*TASK PROMPT:* Please reproduce the rows from the line containing "legend-label-6: トレンド17 bbox=[882, 246, 943, 260]" through the line containing "series-line-6 bbox=[687, 73, 761, 167]", with both of those lines included, copying each one character for character.

Collection entries
----

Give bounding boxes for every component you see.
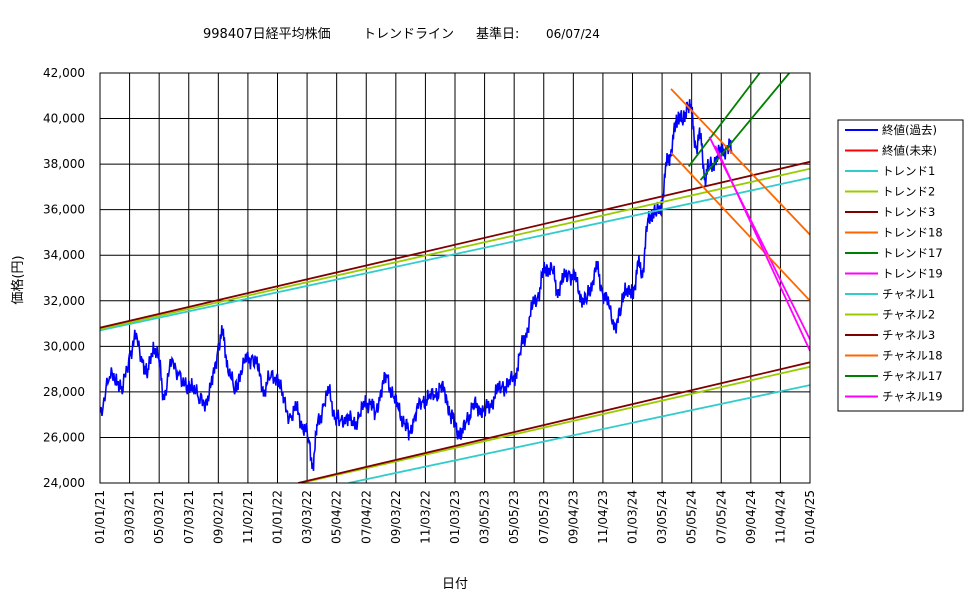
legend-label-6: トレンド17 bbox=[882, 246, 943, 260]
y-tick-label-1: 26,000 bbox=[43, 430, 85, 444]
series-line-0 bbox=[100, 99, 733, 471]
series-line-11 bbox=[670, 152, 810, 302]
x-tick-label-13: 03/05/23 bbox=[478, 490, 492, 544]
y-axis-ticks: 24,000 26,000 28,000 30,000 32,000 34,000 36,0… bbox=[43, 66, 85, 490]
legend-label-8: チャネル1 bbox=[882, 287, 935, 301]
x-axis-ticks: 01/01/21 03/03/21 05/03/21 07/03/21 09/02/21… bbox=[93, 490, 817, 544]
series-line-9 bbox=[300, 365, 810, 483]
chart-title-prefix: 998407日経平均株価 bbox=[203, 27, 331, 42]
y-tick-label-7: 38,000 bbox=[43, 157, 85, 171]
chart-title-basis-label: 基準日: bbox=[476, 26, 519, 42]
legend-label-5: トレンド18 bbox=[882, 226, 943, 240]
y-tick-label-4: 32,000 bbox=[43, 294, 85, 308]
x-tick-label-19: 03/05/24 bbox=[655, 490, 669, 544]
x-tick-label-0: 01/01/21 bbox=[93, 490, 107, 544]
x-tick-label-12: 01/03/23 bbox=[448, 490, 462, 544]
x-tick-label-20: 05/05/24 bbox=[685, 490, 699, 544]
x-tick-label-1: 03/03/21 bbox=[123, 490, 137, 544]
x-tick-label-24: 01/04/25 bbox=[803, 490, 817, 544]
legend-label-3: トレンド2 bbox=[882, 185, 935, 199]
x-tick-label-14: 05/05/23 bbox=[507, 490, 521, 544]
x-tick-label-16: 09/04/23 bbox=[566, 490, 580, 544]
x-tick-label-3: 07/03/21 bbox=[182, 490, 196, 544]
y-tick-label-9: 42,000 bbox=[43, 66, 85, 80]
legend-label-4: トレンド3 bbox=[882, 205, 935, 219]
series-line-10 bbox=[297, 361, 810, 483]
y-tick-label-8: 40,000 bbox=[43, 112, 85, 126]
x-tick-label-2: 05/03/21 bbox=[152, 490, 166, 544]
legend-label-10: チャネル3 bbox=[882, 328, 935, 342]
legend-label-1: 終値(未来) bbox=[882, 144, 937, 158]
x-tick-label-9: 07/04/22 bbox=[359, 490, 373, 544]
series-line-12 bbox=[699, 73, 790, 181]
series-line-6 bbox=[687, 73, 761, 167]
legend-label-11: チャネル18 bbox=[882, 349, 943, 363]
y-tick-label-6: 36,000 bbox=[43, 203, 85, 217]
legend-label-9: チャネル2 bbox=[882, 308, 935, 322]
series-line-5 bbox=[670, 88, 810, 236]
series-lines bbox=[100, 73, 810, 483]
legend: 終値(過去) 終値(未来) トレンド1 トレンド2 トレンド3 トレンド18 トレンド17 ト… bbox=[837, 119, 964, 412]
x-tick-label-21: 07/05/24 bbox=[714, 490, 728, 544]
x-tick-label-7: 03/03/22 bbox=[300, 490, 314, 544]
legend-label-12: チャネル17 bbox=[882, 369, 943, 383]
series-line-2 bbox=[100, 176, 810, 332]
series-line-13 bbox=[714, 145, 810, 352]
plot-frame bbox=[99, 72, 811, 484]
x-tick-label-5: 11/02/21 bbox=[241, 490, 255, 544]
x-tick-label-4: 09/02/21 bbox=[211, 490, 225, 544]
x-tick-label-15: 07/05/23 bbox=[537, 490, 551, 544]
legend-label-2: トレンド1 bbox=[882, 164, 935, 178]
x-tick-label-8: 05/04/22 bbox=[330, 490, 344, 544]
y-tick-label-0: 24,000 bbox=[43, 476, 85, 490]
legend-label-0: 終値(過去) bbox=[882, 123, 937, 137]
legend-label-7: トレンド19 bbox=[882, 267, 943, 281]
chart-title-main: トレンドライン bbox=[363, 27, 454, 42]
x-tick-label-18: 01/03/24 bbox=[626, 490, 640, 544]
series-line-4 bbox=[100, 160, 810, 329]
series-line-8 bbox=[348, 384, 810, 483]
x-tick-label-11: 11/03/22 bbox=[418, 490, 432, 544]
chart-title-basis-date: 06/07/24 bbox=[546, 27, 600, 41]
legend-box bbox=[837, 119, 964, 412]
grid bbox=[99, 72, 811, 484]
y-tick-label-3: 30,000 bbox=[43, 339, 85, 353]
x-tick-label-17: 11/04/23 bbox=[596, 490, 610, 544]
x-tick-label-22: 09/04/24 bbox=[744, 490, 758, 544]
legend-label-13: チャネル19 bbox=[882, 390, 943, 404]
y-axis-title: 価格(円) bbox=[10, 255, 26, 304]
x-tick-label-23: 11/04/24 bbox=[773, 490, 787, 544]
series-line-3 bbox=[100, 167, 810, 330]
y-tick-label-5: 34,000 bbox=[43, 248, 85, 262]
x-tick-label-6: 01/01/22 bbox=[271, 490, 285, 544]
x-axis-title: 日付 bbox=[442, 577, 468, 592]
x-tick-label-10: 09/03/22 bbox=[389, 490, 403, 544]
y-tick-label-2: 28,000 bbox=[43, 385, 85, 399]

----

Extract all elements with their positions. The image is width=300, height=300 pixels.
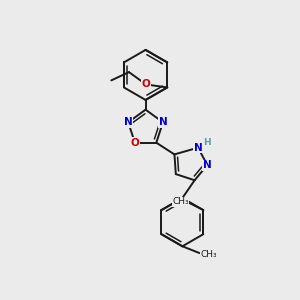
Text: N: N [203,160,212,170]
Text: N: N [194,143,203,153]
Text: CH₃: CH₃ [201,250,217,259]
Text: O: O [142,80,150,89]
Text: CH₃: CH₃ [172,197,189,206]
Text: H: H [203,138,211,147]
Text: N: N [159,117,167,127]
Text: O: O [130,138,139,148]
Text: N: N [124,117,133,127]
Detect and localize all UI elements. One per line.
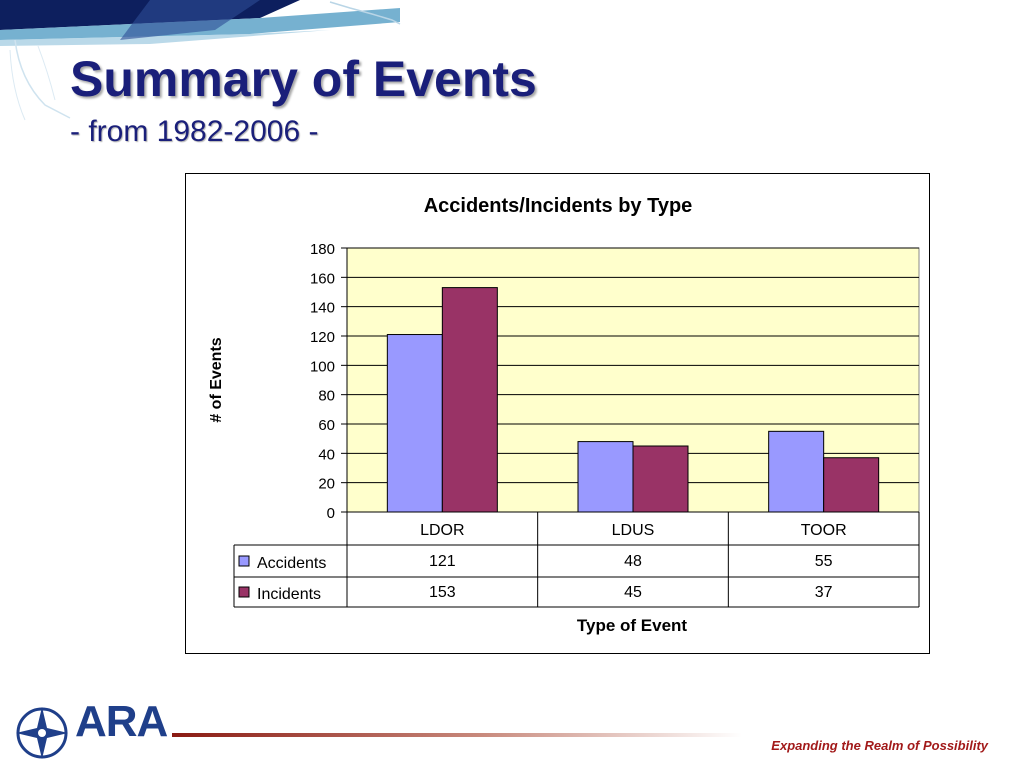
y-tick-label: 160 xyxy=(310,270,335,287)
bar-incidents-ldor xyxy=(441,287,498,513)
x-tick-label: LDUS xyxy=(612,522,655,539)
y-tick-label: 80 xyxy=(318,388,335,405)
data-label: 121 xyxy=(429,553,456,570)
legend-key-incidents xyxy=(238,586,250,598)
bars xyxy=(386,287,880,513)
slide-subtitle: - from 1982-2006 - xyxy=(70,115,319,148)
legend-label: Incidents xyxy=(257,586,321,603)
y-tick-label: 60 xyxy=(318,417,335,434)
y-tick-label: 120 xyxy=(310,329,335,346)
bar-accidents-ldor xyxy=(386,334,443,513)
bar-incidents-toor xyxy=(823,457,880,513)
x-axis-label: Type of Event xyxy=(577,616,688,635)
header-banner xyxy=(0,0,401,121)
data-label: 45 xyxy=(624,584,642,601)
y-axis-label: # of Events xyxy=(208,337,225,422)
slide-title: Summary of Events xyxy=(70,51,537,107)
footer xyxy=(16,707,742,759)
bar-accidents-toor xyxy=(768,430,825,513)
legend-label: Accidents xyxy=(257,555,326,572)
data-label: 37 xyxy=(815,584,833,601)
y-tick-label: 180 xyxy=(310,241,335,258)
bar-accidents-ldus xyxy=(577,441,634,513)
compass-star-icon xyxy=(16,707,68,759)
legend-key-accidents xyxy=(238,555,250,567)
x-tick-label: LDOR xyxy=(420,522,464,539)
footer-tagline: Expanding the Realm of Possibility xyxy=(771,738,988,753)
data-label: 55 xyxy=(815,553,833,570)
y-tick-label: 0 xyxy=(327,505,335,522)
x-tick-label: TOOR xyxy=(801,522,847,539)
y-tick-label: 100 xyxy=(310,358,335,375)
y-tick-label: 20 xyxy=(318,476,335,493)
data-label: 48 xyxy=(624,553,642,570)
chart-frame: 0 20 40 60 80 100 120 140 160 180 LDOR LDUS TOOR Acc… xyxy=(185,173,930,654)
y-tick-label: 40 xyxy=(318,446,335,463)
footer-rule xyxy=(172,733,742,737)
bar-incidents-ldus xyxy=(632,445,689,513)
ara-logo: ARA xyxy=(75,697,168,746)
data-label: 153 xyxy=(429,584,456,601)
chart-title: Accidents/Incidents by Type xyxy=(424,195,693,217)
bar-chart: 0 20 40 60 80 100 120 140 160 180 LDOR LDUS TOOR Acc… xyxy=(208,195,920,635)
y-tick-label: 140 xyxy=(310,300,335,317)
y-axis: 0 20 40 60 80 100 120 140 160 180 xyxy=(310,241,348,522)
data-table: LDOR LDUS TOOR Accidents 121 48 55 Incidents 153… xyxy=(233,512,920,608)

----

*WRITTEN ANSWER:*
legend-label-6: トレンド17 bbox=[882, 246, 943, 260]
y-tick-label-1: 26,000 bbox=[43, 430, 85, 444]
series-line-0 bbox=[100, 99, 733, 471]
series-line-11 bbox=[670, 152, 810, 302]
x-tick-label-13: 03/05/23 bbox=[478, 490, 492, 544]
y-axis-ticks: 24,000 26,000 28,000 30,000 32,000 34,000 36,0… bbox=[43, 66, 85, 490]
legend-label-8: チャネル1 bbox=[882, 287, 935, 301]
x-axis-ticks: 01/01/21 03/03/21 05/03/21 07/03/21 09/02/21… bbox=[93, 490, 817, 544]
series-line-9 bbox=[300, 365, 810, 483]
chart-title-prefix: 998407日経平均株価 bbox=[203, 27, 331, 42]
y-tick-label-7: 38,000 bbox=[43, 157, 85, 171]
chart-title-basis-label: 基準日: bbox=[476, 26, 519, 42]
legend-label-5: トレンド18 bbox=[882, 226, 943, 240]
y-tick-label-4: 32,000 bbox=[43, 294, 85, 308]
x-tick-label-19: 03/05/24 bbox=[655, 490, 669, 544]
x-tick-label-0: 01/01/21 bbox=[93, 490, 107, 544]
x-tick-label-12: 01/03/23 bbox=[448, 490, 462, 544]
x-tick-label-20: 05/05/24 bbox=[685, 490, 699, 544]
x-tick-label-1: 03/03/21 bbox=[123, 490, 137, 544]
x-tick-label-24: 01/04/25 bbox=[803, 490, 817, 544]
legend-label-3: トレンド2 bbox=[882, 185, 935, 199]
x-tick-label-14: 05/05/23 bbox=[507, 490, 521, 544]
x-tick-label-16: 09/04/23 bbox=[566, 490, 580, 544]
x-tick-label-3: 07/03/21 bbox=[182, 490, 196, 544]
y-tick-label-9: 42,000 bbox=[43, 66, 85, 80]
legend-label-4: トレンド3 bbox=[882, 205, 935, 219]
series-line-10 bbox=[297, 361, 810, 483]
y-tick-label-8: 40,000 bbox=[43, 112, 85, 126]
x-tick-label-2: 05/03/21 bbox=[152, 490, 166, 544]
legend-label-10: チャネル3 bbox=[882, 328, 935, 342]
legend-label-1: 終値(未来) bbox=[882, 144, 937, 158]
x-tick-label-9: 07/04/22 bbox=[359, 490, 373, 544]
series-line-12 bbox=[699, 73, 790, 181]
series-line-6 bbox=[687, 73, 761, 167]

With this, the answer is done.